■ **EXCERPTED DATA**:
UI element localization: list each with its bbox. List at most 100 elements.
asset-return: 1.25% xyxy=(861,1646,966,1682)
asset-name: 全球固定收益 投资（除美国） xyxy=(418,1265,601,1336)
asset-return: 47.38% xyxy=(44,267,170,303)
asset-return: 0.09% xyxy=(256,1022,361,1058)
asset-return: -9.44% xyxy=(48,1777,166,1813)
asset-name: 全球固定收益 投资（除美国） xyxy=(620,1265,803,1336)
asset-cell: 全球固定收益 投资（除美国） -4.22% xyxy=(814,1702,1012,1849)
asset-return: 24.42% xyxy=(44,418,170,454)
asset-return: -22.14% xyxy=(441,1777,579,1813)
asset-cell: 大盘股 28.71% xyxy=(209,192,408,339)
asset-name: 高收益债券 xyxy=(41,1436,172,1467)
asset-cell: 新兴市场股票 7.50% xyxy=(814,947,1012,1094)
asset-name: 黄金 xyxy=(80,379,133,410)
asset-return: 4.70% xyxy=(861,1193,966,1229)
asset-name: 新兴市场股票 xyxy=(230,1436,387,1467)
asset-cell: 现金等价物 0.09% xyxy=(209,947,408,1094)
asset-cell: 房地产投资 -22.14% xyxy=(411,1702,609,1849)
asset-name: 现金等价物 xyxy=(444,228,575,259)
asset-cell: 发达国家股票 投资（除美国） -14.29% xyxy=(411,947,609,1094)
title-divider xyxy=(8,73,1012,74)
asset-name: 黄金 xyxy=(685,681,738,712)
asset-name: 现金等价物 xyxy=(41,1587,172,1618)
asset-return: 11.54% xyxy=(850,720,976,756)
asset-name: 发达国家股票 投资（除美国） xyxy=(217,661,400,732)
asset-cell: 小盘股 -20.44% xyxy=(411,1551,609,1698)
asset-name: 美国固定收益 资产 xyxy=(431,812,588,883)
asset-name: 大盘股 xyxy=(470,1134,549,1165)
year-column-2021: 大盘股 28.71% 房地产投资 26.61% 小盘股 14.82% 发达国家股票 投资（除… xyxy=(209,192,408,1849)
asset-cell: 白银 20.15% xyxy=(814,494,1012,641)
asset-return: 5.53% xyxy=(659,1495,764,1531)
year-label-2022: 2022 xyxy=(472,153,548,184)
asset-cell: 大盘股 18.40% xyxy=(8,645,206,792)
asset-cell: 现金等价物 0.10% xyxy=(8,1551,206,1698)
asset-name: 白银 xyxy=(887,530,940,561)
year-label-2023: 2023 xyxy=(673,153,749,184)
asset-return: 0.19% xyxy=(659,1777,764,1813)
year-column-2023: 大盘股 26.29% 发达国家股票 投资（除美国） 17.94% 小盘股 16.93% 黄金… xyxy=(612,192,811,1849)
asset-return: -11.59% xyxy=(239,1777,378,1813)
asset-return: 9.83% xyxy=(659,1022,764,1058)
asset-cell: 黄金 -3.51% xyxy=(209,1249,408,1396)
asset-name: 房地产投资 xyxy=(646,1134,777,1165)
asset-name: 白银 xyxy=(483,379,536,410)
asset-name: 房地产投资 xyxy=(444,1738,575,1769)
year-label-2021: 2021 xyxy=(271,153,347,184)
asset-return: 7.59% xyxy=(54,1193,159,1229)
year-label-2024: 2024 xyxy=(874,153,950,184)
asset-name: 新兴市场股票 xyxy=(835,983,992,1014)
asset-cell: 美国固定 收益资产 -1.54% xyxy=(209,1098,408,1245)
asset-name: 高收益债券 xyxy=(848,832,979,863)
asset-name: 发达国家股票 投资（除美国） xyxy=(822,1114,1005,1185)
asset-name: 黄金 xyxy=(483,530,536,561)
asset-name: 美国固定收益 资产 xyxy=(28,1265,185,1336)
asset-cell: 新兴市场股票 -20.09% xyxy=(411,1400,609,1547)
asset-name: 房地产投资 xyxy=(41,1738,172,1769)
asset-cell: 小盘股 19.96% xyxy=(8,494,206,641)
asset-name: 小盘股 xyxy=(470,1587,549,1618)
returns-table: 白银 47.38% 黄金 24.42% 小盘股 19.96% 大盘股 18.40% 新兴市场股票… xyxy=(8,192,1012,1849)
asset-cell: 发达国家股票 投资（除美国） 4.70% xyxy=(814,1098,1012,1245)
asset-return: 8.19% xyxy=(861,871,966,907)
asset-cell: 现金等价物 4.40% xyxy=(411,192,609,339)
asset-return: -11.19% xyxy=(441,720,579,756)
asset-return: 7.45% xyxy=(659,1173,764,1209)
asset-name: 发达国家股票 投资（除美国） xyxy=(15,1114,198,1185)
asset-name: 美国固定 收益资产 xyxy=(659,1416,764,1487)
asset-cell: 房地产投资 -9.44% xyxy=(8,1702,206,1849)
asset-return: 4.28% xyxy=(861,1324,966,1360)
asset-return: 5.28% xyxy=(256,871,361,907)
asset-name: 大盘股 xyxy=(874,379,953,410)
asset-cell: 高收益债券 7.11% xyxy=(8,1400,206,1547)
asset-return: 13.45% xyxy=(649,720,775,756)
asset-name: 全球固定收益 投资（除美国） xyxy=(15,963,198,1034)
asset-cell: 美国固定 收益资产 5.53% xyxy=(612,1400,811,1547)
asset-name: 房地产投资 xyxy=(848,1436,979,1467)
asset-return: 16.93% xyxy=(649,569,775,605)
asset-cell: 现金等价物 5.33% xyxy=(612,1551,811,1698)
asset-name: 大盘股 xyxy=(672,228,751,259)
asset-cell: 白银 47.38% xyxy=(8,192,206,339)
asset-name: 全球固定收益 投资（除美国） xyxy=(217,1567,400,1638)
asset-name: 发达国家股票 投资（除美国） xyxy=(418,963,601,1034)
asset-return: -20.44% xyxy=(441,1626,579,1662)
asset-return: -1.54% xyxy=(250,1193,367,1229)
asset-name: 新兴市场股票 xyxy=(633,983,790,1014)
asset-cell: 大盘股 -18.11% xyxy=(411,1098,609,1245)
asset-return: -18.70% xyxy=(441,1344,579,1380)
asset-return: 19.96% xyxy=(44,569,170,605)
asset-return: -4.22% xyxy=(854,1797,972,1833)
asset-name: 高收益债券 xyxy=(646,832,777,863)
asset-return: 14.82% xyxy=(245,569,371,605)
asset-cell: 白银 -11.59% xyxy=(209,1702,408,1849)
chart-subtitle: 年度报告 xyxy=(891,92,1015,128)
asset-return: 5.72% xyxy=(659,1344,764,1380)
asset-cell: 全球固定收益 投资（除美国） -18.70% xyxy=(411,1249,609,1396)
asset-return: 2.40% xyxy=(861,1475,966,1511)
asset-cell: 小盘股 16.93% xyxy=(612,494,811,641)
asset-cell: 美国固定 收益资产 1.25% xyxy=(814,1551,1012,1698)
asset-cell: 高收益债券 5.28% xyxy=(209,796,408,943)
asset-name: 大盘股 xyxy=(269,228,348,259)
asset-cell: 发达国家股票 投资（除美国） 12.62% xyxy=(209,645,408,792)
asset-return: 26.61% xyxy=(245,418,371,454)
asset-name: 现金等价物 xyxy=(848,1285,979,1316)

■ **GOAL**:
Could you extract every row above and copy each line out unchanged?

■ **RESULT FOR THIS EXERCISE**:
UI element localization: list each with its bbox. List at most 100 elements.
asset-return: 1.25% xyxy=(861,1646,966,1682)
asset-name: 全球固定收益 投资（除美国） xyxy=(418,1265,601,1336)
asset-return: 47.38% xyxy=(44,267,170,303)
asset-return: 0.09% xyxy=(256,1022,361,1058)
asset-return: -9.44% xyxy=(48,1777,166,1813)
asset-name: 全球固定收益 投资（除美国） xyxy=(620,1265,803,1336)
asset-cell: 全球固定收益 投资（除美国） -4.22% xyxy=(814,1702,1012,1849)
asset-return: 24.42% xyxy=(44,418,170,454)
asset-return: -22.14% xyxy=(441,1777,579,1813)
asset-cell: 大盘股 28.71% xyxy=(209,192,408,339)
asset-name: 高收益债券 xyxy=(41,1436,172,1467)
asset-cell: 新兴市场股票 7.50% xyxy=(814,947,1012,1094)
asset-name: 黄金 xyxy=(80,379,133,410)
asset-return: 4.70% xyxy=(861,1193,966,1229)
asset-name: 新兴市场股票 xyxy=(230,1436,387,1467)
asset-cell: 现金等价物 0.09% xyxy=(209,947,408,1094)
asset-cell: 房地产投资 -22.14% xyxy=(411,1702,609,1849)
asset-name: 现金等价物 xyxy=(444,228,575,259)
asset-cell: 发达国家股票 投资（除美国） -14.29% xyxy=(411,947,609,1094)
title-divider xyxy=(8,73,1012,74)
asset-name: 黄金 xyxy=(685,681,738,712)
asset-name: 现金等价物 xyxy=(41,1587,172,1618)
asset-return: 11.54% xyxy=(850,720,976,756)
asset-name: 发达国家股票 投资（除美国） xyxy=(217,661,400,732)
asset-cell: 小盘股 -20.44% xyxy=(411,1551,609,1698)
asset-name: 美国固定收益 资产 xyxy=(431,812,588,883)
asset-name: 大盘股 xyxy=(470,1134,549,1165)
year-column-2021: 大盘股 28.71% 房地产投资 26.61% 小盘股 14.82% 发达国家股票 投资（除… xyxy=(209,192,408,1849)
asset-cell: 白银 20.15% xyxy=(814,494,1012,641)
asset-return: 5.53% xyxy=(659,1495,764,1531)
year-label-2022: 2022 xyxy=(472,153,548,184)
asset-cell: 大盘股 18.40% xyxy=(8,645,206,792)
asset-cell: 现金等价物 0.10% xyxy=(8,1551,206,1698)
asset-name: 白银 xyxy=(887,530,940,561)
year-label-2023: 2023 xyxy=(673,153,749,184)
asset-return: 0.19% xyxy=(659,1777,764,1813)
year-column-2023: 大盘股 26.29% 发达国家股票 投资（除美国） 17.94% 小盘股 16.93% 黄金… xyxy=(612,192,811,1849)
asset-return: -11.59% xyxy=(239,1777,378,1813)
asset-return: 9.83% xyxy=(659,1022,764,1058)
asset-cell: 黄金 -3.51% xyxy=(209,1249,408,1396)
asset-name: 房地产投资 xyxy=(646,1134,777,1165)
asset-name: 白银 xyxy=(483,379,536,410)
asset-name: 房地产投资 xyxy=(444,1738,575,1769)
year-label-2021: 2021 xyxy=(271,153,347,184)
asset-return: 7.59% xyxy=(54,1193,159,1229)
year-label-2024: 2024 xyxy=(874,153,950,184)
asset-name: 新兴市场股票 xyxy=(835,983,992,1014)
asset-cell: 美国固定 收益资产 -1.54% xyxy=(209,1098,408,1245)
asset-name: 高收益债券 xyxy=(848,832,979,863)
asset-name: 发达国家股票 投资（除美国） xyxy=(822,1114,1005,1185)
asset-name: 黄金 xyxy=(483,530,536,561)
asset-name: 美国固定收益 资产 xyxy=(28,1265,185,1336)
asset-cell: 新兴市场股票 -20.09% xyxy=(411,1400,609,1547)
asset-name: 房地产投资 xyxy=(41,1738,172,1769)
asset-cell: 小盘股 19.96% xyxy=(8,494,206,641)
asset-name: 小盘股 xyxy=(470,1587,549,1618)
returns-table: 白银 47.38% 黄金 24.42% 小盘股 19.96% 大盘股 18.40% 新兴市场股票… xyxy=(8,192,1012,1849)
asset-cell: 发达国家股票 投资（除美国） 4.70% xyxy=(814,1098,1012,1245)
asset-return: 8.19% xyxy=(861,871,966,907)
asset-cell: 现金等价物 4.40% xyxy=(411,192,609,339)
asset-return: -11.19% xyxy=(441,720,579,756)
asset-return: 7.45% xyxy=(659,1173,764,1209)
asset-name: 发达国家股票 投资（除美国） xyxy=(15,1114,198,1185)
asset-name: 美国固定 收益资产 xyxy=(659,1416,764,1487)
asset-cell: 房地产投资 -9.44% xyxy=(8,1702,206,1849)
asset-return: 4.28% xyxy=(861,1324,966,1360)
asset-return: 5.28% xyxy=(256,871,361,907)
asset-name: 大盘股 xyxy=(874,379,953,410)
asset-cell: 高收益债券 7.11% xyxy=(8,1400,206,1547)
asset-return: 13.45% xyxy=(649,720,775,756)
asset-name: 全球固定收益 投资（除美国） xyxy=(15,963,198,1034)
asset-cell: 美国固定 收益资产 5.53% xyxy=(612,1400,811,1547)
asset-name: 房地产投资 xyxy=(848,1436,979,1467)
asset-return: 16.93% xyxy=(649,569,775,605)
asset-cell: 现金等价物 5.33% xyxy=(612,1551,811,1698)
asset-name: 大盘股 xyxy=(672,228,751,259)
asset-cell: 白银 47.38% xyxy=(8,192,206,339)
asset-name: 全球固定收益 投资（除美国） xyxy=(217,1567,400,1638)
asset-name: 发达国家股票 投资（除美国） xyxy=(418,963,601,1034)
asset-return: -20.44% xyxy=(441,1626,579,1662)
asset-return: -1.54% xyxy=(250,1193,367,1229)
asset-name: 新兴市场股票 xyxy=(633,983,790,1014)
asset-cell: 大盘股 -18.11% xyxy=(411,1098,609,1245)
asset-return: -18.70% xyxy=(441,1344,579,1380)
asset-return: 19.96% xyxy=(44,569,170,605)
asset-return: -4.22% xyxy=(854,1797,972,1833)
asset-name: 高收益债券 xyxy=(646,832,777,863)
asset-return: 14.82% xyxy=(245,569,371,605)
asset-cell: 白银 -11.59% xyxy=(209,1702,408,1849)
chart-subtitle: 年度报告 xyxy=(891,92,1015,128)
asset-return: 5.72% xyxy=(659,1344,764,1380)
asset-cell: 全球固定收益 投资（除美国） -18.70% xyxy=(411,1249,609,1396)
asset-return: 2.40% xyxy=(861,1475,966,1511)
asset-cell: 小盘股 16.93% xyxy=(612,494,811,641)
asset-cell: 美国固定 收益资产 1.25% xyxy=(814,1551,1012,1698)
asset-cell: 高收益债券 5.28% xyxy=(209,796,408,943)
asset-name: 大盘股 xyxy=(269,228,348,259)
asset-cell: 发达国家股票 投资（除美国） 12.62% xyxy=(209,645,408,792)
asset-return: 26.61% xyxy=(245,418,371,454)
asset-name: 现金等价物 xyxy=(848,1285,979,1316)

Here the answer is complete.